- _Exercise instructions_
Transcribe the records below exactly, leaving out any pictures.

- _Source records_
_____

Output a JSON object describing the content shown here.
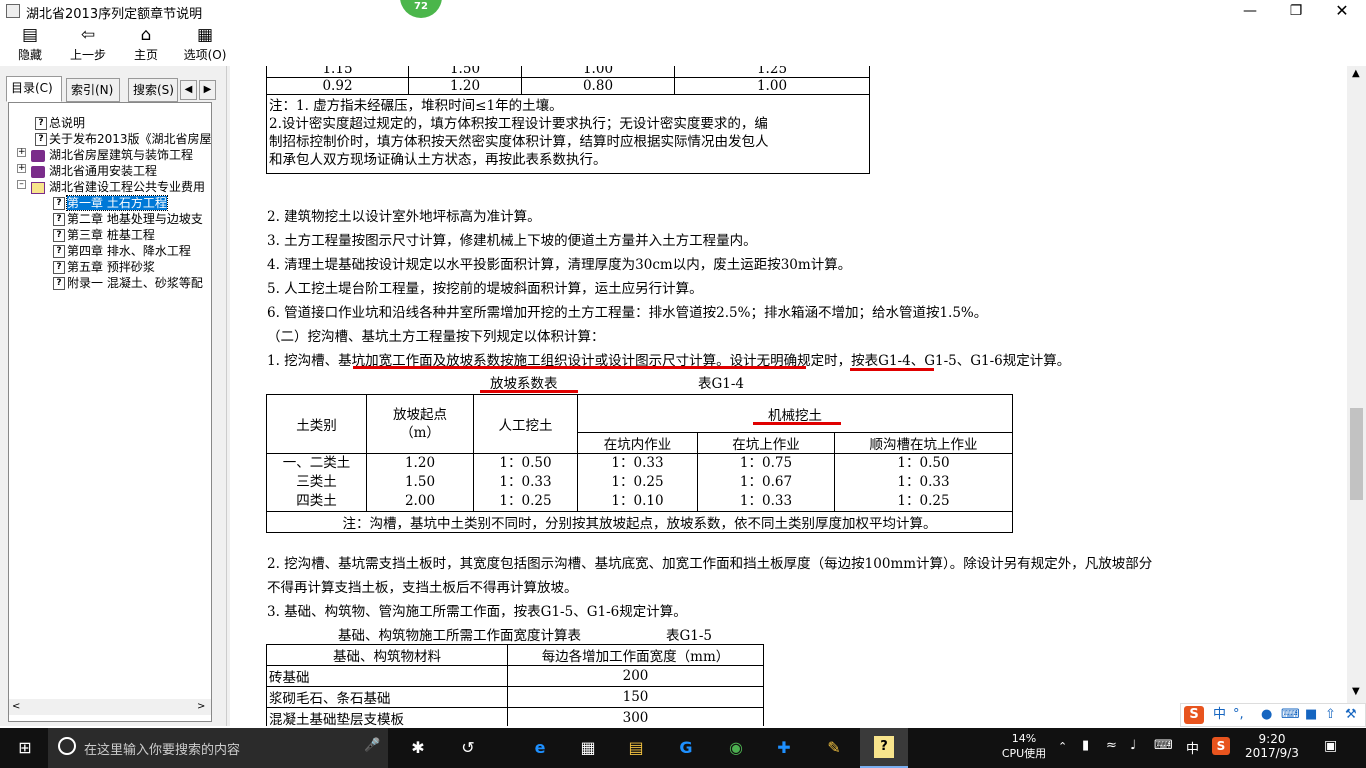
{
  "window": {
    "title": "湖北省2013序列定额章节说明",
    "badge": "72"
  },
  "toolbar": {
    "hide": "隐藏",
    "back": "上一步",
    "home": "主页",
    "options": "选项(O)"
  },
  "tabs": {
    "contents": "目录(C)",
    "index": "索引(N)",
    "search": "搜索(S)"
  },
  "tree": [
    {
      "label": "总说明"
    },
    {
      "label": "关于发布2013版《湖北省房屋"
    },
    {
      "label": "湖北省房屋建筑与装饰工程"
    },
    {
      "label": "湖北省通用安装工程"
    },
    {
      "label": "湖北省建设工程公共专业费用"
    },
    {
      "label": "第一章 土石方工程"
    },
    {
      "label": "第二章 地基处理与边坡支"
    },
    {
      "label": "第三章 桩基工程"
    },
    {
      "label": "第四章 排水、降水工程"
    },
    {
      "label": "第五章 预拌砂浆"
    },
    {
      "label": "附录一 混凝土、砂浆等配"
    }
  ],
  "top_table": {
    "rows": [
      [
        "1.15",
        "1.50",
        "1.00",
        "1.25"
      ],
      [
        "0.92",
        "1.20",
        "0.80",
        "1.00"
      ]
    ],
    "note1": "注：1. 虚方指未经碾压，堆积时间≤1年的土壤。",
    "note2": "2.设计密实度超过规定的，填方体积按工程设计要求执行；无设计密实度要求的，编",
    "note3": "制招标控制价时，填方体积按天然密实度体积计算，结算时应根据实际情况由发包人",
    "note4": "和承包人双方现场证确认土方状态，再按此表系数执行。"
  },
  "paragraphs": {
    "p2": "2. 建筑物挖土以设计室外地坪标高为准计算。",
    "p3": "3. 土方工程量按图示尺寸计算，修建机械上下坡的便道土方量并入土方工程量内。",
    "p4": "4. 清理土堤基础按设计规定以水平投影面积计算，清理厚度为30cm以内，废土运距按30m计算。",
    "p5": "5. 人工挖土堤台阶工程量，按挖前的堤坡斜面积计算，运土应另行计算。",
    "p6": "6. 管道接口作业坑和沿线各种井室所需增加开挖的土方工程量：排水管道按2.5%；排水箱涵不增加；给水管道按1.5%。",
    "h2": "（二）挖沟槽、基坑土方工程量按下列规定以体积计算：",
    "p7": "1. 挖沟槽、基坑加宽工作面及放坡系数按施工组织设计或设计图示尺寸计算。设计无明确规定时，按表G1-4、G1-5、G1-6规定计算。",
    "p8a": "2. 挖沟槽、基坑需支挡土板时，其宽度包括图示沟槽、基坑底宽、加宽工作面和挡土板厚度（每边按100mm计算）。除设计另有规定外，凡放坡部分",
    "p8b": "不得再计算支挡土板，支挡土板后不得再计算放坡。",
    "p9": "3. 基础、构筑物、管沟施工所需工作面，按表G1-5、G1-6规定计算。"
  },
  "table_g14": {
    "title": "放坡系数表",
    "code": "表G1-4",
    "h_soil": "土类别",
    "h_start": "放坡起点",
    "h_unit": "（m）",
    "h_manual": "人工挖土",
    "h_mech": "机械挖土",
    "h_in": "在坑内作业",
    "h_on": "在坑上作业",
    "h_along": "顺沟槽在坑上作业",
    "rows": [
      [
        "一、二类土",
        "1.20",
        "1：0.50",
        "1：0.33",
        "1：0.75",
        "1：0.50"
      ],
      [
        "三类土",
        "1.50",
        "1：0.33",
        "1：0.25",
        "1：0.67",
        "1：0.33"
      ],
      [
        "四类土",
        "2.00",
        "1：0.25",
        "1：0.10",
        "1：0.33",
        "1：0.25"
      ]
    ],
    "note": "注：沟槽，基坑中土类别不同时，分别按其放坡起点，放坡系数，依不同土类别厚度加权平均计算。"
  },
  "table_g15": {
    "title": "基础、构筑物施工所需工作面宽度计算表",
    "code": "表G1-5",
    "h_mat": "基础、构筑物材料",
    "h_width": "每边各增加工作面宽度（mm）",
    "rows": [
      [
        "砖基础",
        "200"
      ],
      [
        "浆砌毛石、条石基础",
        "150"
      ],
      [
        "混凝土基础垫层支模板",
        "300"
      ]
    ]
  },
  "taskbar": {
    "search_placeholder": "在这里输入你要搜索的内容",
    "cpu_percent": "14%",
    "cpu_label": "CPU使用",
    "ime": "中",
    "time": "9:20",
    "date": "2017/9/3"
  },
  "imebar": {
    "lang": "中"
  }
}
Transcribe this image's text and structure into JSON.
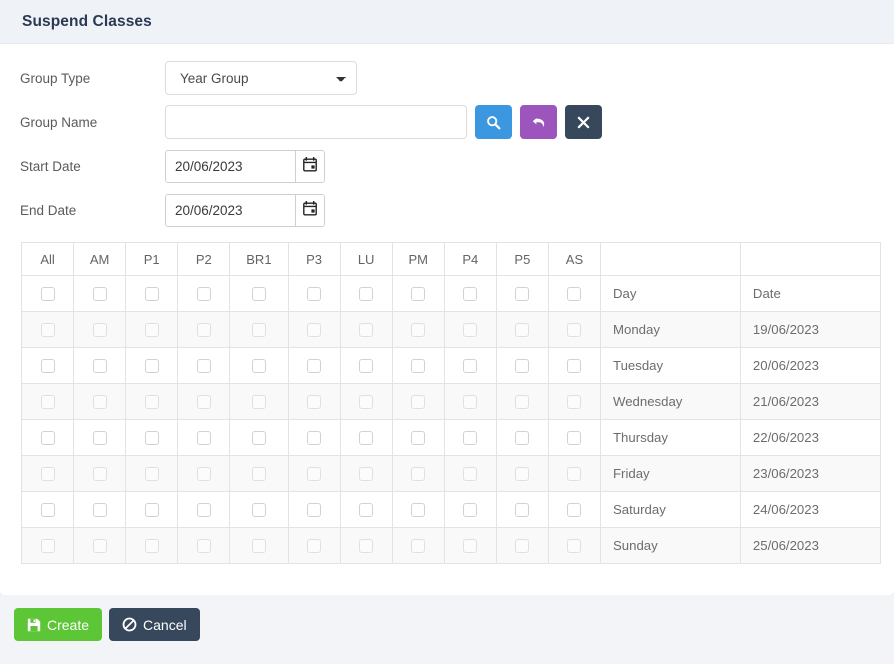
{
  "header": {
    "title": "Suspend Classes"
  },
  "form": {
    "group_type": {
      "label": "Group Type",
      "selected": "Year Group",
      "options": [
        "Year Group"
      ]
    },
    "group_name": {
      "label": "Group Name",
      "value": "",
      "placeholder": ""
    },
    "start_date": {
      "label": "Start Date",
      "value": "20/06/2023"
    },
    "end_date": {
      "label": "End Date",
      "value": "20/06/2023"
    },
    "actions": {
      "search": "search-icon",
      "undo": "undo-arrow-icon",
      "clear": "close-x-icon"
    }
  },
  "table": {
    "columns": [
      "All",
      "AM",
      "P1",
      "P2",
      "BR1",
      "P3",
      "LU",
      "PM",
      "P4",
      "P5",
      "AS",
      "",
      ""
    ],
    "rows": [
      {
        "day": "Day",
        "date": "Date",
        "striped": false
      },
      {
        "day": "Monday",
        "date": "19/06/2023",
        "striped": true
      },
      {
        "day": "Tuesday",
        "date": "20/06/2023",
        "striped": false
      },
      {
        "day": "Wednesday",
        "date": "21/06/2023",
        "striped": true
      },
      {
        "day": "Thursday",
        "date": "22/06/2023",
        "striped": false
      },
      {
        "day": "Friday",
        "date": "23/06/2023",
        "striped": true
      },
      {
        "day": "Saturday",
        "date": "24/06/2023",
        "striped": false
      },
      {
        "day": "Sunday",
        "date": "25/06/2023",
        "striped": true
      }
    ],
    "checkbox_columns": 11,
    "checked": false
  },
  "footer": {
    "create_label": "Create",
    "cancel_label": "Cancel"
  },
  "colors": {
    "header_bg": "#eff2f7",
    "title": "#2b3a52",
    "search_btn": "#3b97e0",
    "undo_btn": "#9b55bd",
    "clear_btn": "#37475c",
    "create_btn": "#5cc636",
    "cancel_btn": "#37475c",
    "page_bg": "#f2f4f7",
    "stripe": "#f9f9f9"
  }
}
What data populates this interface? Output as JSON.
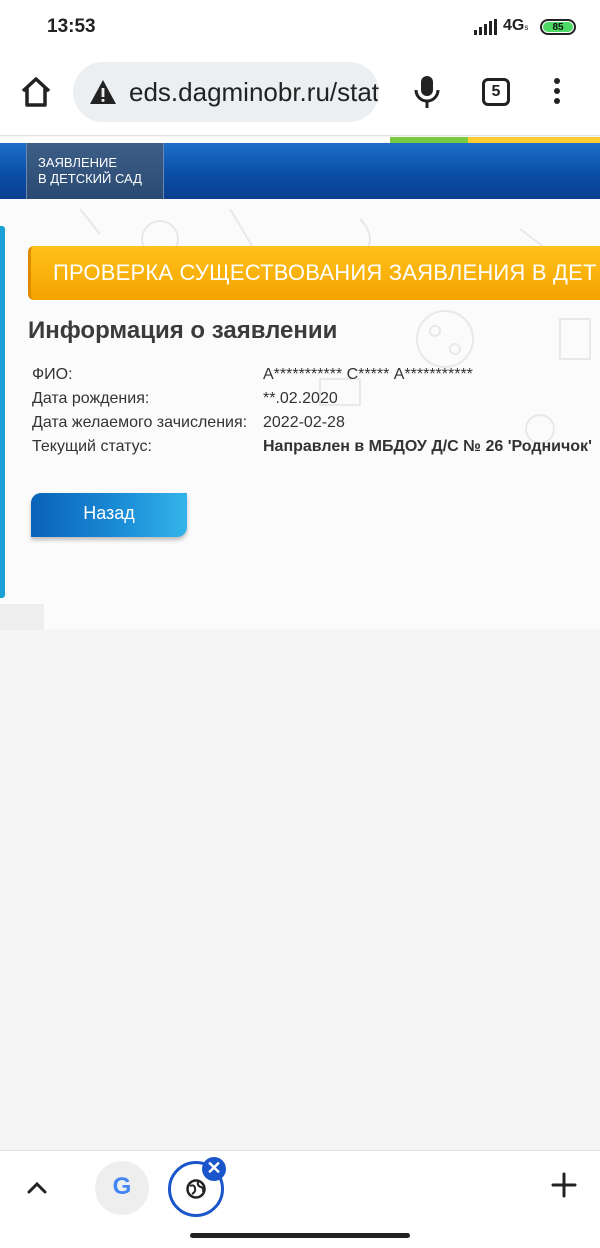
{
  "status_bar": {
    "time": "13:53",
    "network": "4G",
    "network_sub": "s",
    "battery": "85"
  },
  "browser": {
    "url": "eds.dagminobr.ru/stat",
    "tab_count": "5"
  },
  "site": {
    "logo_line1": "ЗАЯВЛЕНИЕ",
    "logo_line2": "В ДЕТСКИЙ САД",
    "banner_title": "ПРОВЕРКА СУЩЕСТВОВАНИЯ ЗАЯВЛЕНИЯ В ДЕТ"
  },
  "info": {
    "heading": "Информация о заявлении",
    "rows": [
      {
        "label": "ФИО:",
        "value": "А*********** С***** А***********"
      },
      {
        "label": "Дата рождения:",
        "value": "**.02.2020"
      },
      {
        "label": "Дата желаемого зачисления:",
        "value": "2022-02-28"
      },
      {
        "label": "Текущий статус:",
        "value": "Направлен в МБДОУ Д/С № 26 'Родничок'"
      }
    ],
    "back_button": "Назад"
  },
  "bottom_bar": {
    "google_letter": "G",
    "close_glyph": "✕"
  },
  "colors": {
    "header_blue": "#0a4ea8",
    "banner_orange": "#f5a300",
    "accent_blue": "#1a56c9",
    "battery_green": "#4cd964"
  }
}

_____

- _Solution to this problem_
Output a JSON object describing the content shown here.
{
  "window": {
    "title": "湖北省2013序列定额章节说明",
    "badge": "72"
  },
  "toolbar": {
    "hide": "隐藏",
    "back": "上一步",
    "home": "主页",
    "options": "选项(O)"
  },
  "tabs": {
    "contents": "目录(C)",
    "index": "索引(N)",
    "search": "搜索(S)"
  },
  "tree": [
    {
      "label": "总说明"
    },
    {
      "label": "关于发布2013版《湖北省房屋"
    },
    {
      "label": "湖北省房屋建筑与装饰工程"
    },
    {
      "label": "湖北省通用安装工程"
    },
    {
      "label": "湖北省建设工程公共专业费用"
    },
    {
      "label": "第一章 土石方工程"
    },
    {
      "label": "第二章 地基处理与边坡支"
    },
    {
      "label": "第三章 桩基工程"
    },
    {
      "label": "第四章 排水、降水工程"
    },
    {
      "label": "第五章 预拌砂浆"
    },
    {
      "label": "附录一 混凝土、砂浆等配"
    }
  ],
  "top_table": {
    "rows": [
      [
        "1.15",
        "1.50",
        "1.00",
        "1.25"
      ],
      [
        "0.92",
        "1.20",
        "0.80",
        "1.00"
      ]
    ],
    "note1": "注：1. 虚方指未经碾压，堆积时间≤1年的土壤。",
    "note2": "2.设计密实度超过规定的，填方体积按工程设计要求执行；无设计密实度要求的，编",
    "note3": "制招标控制价时，填方体积按天然密实度体积计算，结算时应根据实际情况由发包人",
    "note4": "和承包人双方现场证确认土方状态，再按此表系数执行。"
  },
  "paragraphs": {
    "p2": "2. 建筑物挖土以设计室外地坪标高为准计算。",
    "p3": "3. 土方工程量按图示尺寸计算，修建机械上下坡的便道土方量并入土方工程量内。",
    "p4": "4. 清理土堤基础按设计规定以水平投影面积计算，清理厚度为30cm以内，废土运距按30m计算。",
    "p5": "5. 人工挖土堤台阶工程量，按挖前的堤坡斜面积计算，运土应另行计算。",
    "p6": "6. 管道接口作业坑和沿线各种井室所需增加开挖的土方工程量：排水管道按2.5%；排水箱涵不增加；给水管道按1.5%。",
    "h2": "（二）挖沟槽、基坑土方工程量按下列规定以体积计算：",
    "p7": "1. 挖沟槽、基坑加宽工作面及放坡系数按施工组织设计或设计图示尺寸计算。设计无明确规定时，按表G1-4、G1-5、G1-6规定计算。",
    "p8a": "2. 挖沟槽、基坑需支挡土板时，其宽度包括图示沟槽、基坑底宽、加宽工作面和挡土板厚度（每边按100mm计算）。除设计另有规定外，凡放坡部分",
    "p8b": "不得再计算支挡土板，支挡土板后不得再计算放坡。",
    "p9": "3. 基础、构筑物、管沟施工所需工作面，按表G1-5、G1-6规定计算。"
  },
  "table_g14": {
    "title": "放坡系数表",
    "code": "表G1-4",
    "h_soil": "土类别",
    "h_start": "放坡起点",
    "h_unit": "（m）",
    "h_manual": "人工挖土",
    "h_mech": "机械挖土",
    "h_in": "在坑内作业",
    "h_on": "在坑上作业",
    "h_along": "顺沟槽在坑上作业",
    "rows": [
      [
        "一、二类土",
        "1.20",
        "1：0.50",
        "1：0.33",
        "1：0.75",
        "1：0.50"
      ],
      [
        "三类土",
        "1.50",
        "1：0.33",
        "1：0.25",
        "1：0.67",
        "1：0.33"
      ],
      [
        "四类土",
        "2.00",
        "1：0.25",
        "1：0.10",
        "1：0.33",
        "1：0.25"
      ]
    ],
    "note": "注：沟槽，基坑中土类别不同时，分别按其放坡起点，放坡系数，依不同土类别厚度加权平均计算。"
  },
  "table_g15": {
    "title": "基础、构筑物施工所需工作面宽度计算表",
    "code": "表G1-5",
    "h_mat": "基础、构筑物材料",
    "h_width": "每边各增加工作面宽度（mm）",
    "rows": [
      [
        "砖基础",
        "200"
      ],
      [
        "浆砌毛石、条石基础",
        "150"
      ],
      [
        "混凝土基础垫层支模板",
        "300"
      ]
    ]
  },
  "taskbar": {
    "search_placeholder": "在这里输入你要搜索的内容",
    "cpu_percent": "14%",
    "cpu_label": "CPU使用",
    "ime": "中",
    "time": "9:20",
    "date": "2017/9/3"
  },
  "imebar": {
    "lang": "中"
  }
}
Transcribe this image's text and structure into JSON.
{
  "header": {
    "title": "Suspend Classes"
  },
  "form": {
    "group_type": {
      "label": "Group Type",
      "selected": "Year Group",
      "options": [
        "Year Group"
      ]
    },
    "group_name": {
      "label": "Group Name",
      "value": "",
      "placeholder": ""
    },
    "start_date": {
      "label": "Start Date",
      "value": "20/06/2023"
    },
    "end_date": {
      "label": "End Date",
      "value": "20/06/2023"
    },
    "actions": {
      "search": "search-icon",
      "undo": "undo-arrow-icon",
      "clear": "close-x-icon"
    }
  },
  "table": {
    "columns": [
      "All",
      "AM",
      "P1",
      "P2",
      "BR1",
      "P3",
      "LU",
      "PM",
      "P4",
      "P5",
      "AS",
      "",
      ""
    ],
    "rows": [
      {
        "day": "Day",
        "date": "Date",
        "striped": false
      },
      {
        "day": "Monday",
        "date": "19/06/2023",
        "striped": true
      },
      {
        "day": "Tuesday",
        "date": "20/06/2023",
        "striped": false
      },
      {
        "day": "Wednesday",
        "date": "21/06/2023",
        "striped": true
      },
      {
        "day": "Thursday",
        "date": "22/06/2023",
        "striped": false
      },
      {
        "day": "Friday",
        "date": "23/06/2023",
        "striped": true
      },
      {
        "day": "Saturday",
        "date": "24/06/2023",
        "striped": false
      },
      {
        "day": "Sunday",
        "date": "25/06/2023",
        "striped": true
      }
    ],
    "checkbox_columns": 11,
    "checked": false
  },
  "footer": {
    "create_label": "Create",
    "cancel_label": "Cancel"
  },
  "colors": {
    "header_bg": "#eff2f7",
    "title": "#2b3a52",
    "search_btn": "#3b97e0",
    "undo_btn": "#9b55bd",
    "clear_btn": "#37475c",
    "create_btn": "#5cc636",
    "cancel_btn": "#37475c",
    "page_bg": "#f2f4f7",
    "stripe": "#f9f9f9"
  }
}
What data populates this interface? Output as JSON.
{
  "status_bar": {
    "time": "13:53",
    "network": "4G",
    "network_sub": "s",
    "battery": "85"
  },
  "browser": {
    "url": "eds.dagminobr.ru/stat",
    "tab_count": "5"
  },
  "site": {
    "logo_line1": "ЗАЯВЛЕНИЕ",
    "logo_line2": "В ДЕТСКИЙ САД",
    "banner_title": "ПРОВЕРКА СУЩЕСТВОВАНИЯ ЗАЯВЛЕНИЯ В ДЕТ"
  },
  "info": {
    "heading": "Информация о заявлении",
    "rows": [
      {
        "label": "ФИО:",
        "value": "А*********** С***** А***********"
      },
      {
        "label": "Дата рождения:",
        "value": "**.02.2020"
      },
      {
        "label": "Дата желаемого зачисления:",
        "value": "2022-02-28"
      },
      {
        "label": "Текущий статус:",
        "value": "Направлен в МБДОУ Д/С № 26 'Родничок'"
      }
    ],
    "back_button": "Назад"
  },
  "bottom_bar": {
    "google_letter": "G",
    "close_glyph": "✕"
  },
  "colors": {
    "header_blue": "#0a4ea8",
    "banner_orange": "#f5a300",
    "accent_blue": "#1a56c9",
    "battery_green": "#4cd964"
  }
}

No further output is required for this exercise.